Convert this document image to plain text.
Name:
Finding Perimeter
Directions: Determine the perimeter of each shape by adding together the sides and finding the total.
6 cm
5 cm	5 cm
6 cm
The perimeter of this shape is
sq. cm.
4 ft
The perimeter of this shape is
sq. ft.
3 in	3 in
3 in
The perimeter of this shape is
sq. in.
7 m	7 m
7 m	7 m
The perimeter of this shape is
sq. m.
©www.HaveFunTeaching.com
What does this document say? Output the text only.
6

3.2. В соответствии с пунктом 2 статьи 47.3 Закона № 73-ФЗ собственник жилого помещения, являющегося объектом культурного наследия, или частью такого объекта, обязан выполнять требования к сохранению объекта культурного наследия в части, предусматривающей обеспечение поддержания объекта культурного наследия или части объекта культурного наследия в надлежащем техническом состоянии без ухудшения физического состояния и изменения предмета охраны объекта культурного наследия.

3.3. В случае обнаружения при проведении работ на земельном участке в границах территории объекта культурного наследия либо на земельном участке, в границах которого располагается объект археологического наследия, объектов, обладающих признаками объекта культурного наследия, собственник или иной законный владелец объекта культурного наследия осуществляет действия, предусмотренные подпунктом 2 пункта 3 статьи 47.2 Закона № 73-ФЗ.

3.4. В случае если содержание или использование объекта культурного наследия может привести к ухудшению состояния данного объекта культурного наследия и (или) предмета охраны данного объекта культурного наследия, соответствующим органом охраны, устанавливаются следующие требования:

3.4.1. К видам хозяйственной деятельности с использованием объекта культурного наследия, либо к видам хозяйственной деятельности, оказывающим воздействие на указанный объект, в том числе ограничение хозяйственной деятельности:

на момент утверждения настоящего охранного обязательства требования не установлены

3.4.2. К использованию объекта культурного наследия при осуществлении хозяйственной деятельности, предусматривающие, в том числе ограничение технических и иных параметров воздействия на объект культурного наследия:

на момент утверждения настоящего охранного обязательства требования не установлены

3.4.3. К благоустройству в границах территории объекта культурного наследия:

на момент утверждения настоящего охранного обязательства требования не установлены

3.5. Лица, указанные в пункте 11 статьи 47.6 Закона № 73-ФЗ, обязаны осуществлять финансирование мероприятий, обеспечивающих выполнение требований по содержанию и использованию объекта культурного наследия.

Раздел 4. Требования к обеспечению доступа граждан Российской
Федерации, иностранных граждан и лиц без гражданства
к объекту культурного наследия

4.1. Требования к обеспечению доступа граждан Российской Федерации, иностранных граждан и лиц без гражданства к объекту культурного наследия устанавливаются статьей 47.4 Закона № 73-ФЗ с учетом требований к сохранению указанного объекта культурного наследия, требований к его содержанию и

> [Challenge]: Show the lines where the word "состояния" appears in the entries.

> [Output for this task]:
3.2. В соответствии с пунктом 2 статьи 47.3 Закона № 73-ФЗ собственник жилого помещения, являющегося объектом культурного наследия, или частью такого объекта, обязан выполнять требования к сохранению объекта культурного наследия в части, предусматривающей обеспечение поддержания объекта культурного наследия или части объекта культурного наследия в надлежащем техническом состоянии без ухудшения физического состояния и изменения предмета охраны объекта культурного наследия.
3.4. В случае если содержание или использование объекта культурного наследия может привести к ухудшению состояния данного объекта культурного наследия и (или) предмета охраны данного объекта культурного наследия, соответствующим органом охраны, устанавливаются следующие требования:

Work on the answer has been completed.